• Task statement: Convert every line of the data below into a numbered list, omitting any blank lines.

• Data entries:

■ ■ ■ ■ ■ ■ ■

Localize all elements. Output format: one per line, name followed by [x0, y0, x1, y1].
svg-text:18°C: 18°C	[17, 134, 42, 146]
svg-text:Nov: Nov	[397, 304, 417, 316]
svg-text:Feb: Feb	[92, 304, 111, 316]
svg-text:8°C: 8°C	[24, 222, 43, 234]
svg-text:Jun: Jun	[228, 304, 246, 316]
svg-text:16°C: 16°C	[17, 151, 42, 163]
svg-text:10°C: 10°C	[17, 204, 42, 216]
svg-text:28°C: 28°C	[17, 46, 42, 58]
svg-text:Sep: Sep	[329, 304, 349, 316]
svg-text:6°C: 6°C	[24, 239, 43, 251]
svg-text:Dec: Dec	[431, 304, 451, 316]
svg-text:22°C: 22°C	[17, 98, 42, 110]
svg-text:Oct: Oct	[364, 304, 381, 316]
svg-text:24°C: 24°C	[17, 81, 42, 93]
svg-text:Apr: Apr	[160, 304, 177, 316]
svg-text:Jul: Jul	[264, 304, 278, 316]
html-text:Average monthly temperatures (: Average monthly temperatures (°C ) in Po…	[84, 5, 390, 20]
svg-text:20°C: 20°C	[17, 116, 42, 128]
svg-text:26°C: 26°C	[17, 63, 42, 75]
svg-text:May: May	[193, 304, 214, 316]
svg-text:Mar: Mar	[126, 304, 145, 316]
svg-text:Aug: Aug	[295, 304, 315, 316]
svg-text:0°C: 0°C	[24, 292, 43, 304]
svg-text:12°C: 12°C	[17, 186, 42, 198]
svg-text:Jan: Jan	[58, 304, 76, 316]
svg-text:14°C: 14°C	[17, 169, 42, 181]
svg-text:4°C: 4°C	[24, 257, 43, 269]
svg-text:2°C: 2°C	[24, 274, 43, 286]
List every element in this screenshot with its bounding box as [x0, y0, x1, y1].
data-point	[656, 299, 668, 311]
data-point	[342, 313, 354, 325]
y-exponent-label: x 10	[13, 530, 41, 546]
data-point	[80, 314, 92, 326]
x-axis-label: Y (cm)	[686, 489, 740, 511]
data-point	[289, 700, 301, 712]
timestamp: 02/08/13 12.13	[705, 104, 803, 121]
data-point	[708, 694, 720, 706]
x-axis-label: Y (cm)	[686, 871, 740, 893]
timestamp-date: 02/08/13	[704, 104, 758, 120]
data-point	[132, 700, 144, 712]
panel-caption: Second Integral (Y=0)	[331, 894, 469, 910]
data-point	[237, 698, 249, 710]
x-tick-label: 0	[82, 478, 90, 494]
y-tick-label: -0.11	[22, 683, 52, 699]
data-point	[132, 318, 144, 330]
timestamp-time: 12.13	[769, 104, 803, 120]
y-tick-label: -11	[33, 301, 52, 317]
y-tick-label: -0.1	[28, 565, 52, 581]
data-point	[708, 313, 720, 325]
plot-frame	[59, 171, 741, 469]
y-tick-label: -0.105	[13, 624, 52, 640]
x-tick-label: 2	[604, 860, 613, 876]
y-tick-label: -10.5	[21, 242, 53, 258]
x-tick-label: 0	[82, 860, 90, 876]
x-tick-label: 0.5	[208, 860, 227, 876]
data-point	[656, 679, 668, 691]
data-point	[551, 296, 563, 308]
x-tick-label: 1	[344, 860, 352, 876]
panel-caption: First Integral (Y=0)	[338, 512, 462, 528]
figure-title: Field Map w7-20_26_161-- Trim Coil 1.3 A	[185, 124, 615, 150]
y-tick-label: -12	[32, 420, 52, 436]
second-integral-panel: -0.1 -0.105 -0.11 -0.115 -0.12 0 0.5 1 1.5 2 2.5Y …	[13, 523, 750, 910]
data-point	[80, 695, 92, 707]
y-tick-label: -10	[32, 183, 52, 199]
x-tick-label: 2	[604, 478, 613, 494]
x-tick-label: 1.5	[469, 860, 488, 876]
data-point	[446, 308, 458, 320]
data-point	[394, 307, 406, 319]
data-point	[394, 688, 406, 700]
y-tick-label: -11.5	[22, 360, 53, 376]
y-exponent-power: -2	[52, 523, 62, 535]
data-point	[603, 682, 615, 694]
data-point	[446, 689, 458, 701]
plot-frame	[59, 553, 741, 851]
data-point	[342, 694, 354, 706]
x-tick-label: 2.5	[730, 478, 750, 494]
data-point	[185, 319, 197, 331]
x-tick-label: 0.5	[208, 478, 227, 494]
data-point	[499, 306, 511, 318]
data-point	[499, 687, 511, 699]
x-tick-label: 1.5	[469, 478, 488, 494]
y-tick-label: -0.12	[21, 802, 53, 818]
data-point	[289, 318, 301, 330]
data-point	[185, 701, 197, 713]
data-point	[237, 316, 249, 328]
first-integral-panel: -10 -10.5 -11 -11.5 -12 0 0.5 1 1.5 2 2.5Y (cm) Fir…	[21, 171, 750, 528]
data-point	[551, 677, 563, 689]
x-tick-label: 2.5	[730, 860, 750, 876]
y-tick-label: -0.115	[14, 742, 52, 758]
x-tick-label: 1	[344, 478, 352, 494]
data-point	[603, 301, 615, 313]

■ ■ ■ ■ ■ ■ ■

• Exercise answer:
1. Localize all elements. Output format: one per line, name followed by [x0, y0, x1, y1].
2. svg-text:18°C: 18°C	[17, 134, 42, 146]
3. svg-text:Nov: Nov	[397, 304, 417, 316]
4. svg-text:Feb: Feb	[92, 304, 111, 316]
5. svg-text:8°C: 8°C	[24, 222, 43, 234]
6. svg-text:Jun: Jun	[228, 304, 246, 316]
7. svg-text:16°C: 16°C	[17, 151, 42, 163]
8. svg-text:10°C: 10°C	[17, 204, 42, 216]
9. svg-text:28°C: 28°C	[17, 46, 42, 58]
10. svg-text:Sep: Sep	[329, 304, 349, 316]
11. svg-text:6°C: 6°C	[24, 239, 43, 251]
12. svg-text:Dec: Dec	[431, 304, 451, 316]
13. svg-text:22°C: 22°C	[17, 98, 42, 110]
14. svg-text:Oct: Oct	[364, 304, 381, 316]
15. svg-text:24°C: 24°C	[17, 81, 42, 93]
16. svg-text:Apr: Apr	[160, 304, 177, 316]
17. svg-text:Jul: Jul	[264, 304, 278, 316]
18. html-text:Average monthly temperatures (: Average monthly temperatures (°C ) in Po…	[84, 5, 390, 20]
19. svg-text:20°C: 20°C	[17, 116, 42, 128]
20. svg-text:26°C: 26°C	[17, 63, 42, 75]
21. svg-text:May: May	[193, 304, 214, 316]
22. svg-text:Mar: Mar	[126, 304, 145, 316]
23. svg-text:Aug: Aug	[295, 304, 315, 316]
24. svg-text:0°C: 0°C	[24, 292, 43, 304]
25. svg-text:12°C: 12°C	[17, 186, 42, 198]
26. svg-text:Jan: Jan	[58, 304, 76, 316]
27. svg-text:14°C: 14°C	[17, 169, 42, 181]
28. svg-text:4°C: 4°C	[24, 257, 43, 269]
29. svg-text:2°C: 2°C	[24, 274, 43, 286]
30. List every element in this screenshot with its bounding box as [x0, y0, x1, y1].
31. data-point	[656, 299, 668, 311]
32. data-point	[342, 313, 354, 325]
33. y-exponent-label: x 10	[13, 530, 41, 546]
34. data-point	[80, 314, 92, 326]
35. x-axis-label: Y (cm)	[686, 489, 740, 511]
36. data-point	[289, 700, 301, 712]
37. timestamp: 02/08/13 12.13	[705, 104, 803, 121]
38. data-point	[708, 694, 720, 706]
39. x-axis-label: Y (cm)	[686, 871, 740, 893]
40. timestamp-date: 02/08/13	[704, 104, 758, 120]
41. data-point	[132, 700, 144, 712]
42. panel-caption: Second Integral (Y=0)	[331, 894, 469, 910]
43. data-point	[237, 698, 249, 710]
44. x-tick-label: 0	[82, 478, 90, 494]
45. y-tick-label: -0.11	[22, 683, 52, 699]
46. data-point	[132, 318, 144, 330]
47. timestamp-time: 12.13	[769, 104, 803, 120]
48. y-tick-label: -11	[33, 301, 52, 317]
49. y-tick-label: -0.1	[28, 565, 52, 581]
50. data-point	[708, 313, 720, 325]
51. plot-frame	[59, 171, 741, 469]
52. y-tick-label: -0.105	[13, 624, 52, 640]
53. x-tick-label: 2	[604, 860, 613, 876]
54. y-tick-label: -10.5	[21, 242, 53, 258]
55. x-tick-label: 0	[82, 860, 90, 876]
56. x-tick-label: 0.5	[208, 860, 227, 876]
57. data-point	[656, 679, 668, 691]
58. data-point	[551, 296, 563, 308]
59. x-tick-label: 1	[344, 860, 352, 876]
60. panel-caption: First Integral (Y=0)	[338, 512, 462, 528]
61. figure-title: Field Map w7-20_26_161-- Trim Coil 1.3 A	[185, 124, 615, 150]
62. y-tick-label: -12	[32, 420, 52, 436]
63. second-integral-panel: -0.1 -0.105 -0.11 -0.115 -0.12 0 0.5 1 1.5 2 2.5Y …	[13, 523, 750, 910]
64. data-point	[80, 695, 92, 707]
65. y-tick-label: -10	[32, 183, 52, 199]
66. x-tick-label: 2	[604, 478, 613, 494]
67. x-tick-label: 1.5	[469, 860, 488, 876]
68. data-point	[446, 308, 458, 320]
69. data-point	[394, 307, 406, 319]
70. data-point	[394, 688, 406, 700]
71. y-tick-label: -11.5	[22, 360, 53, 376]
72. y-exponent-power: -2	[52, 523, 62, 535]
73. data-point	[603, 682, 615, 694]
74. data-point	[446, 689, 458, 701]
75. plot-frame	[59, 553, 741, 851]
76. data-point	[342, 694, 354, 706]
77. x-tick-label: 2.5	[730, 478, 750, 494]
78. data-point	[185, 319, 197, 331]
79. x-tick-label: 0.5	[208, 478, 227, 494]
80. data-point	[499, 306, 511, 318]
81. data-point	[499, 687, 511, 699]
82. x-tick-label: 1.5	[469, 478, 488, 494]
83. y-tick-label: -0.12	[21, 802, 53, 818]
84. data-point	[289, 318, 301, 330]
85. data-point	[185, 701, 197, 713]
86. data-point	[237, 316, 249, 328]
87. first-integral-panel: -10 -10.5 -11 -11.5 -12 0 0.5 1 1.5 2 2.5Y (cm) Fir…	[21, 171, 750, 528]
88. data-point	[551, 677, 563, 689]
89. x-tick-label: 2.5	[730, 860, 750, 876]
90. y-tick-label: -0.115	[14, 742, 52, 758]
91. x-tick-label: 1	[344, 478, 352, 494]
92. data-point	[603, 301, 615, 313]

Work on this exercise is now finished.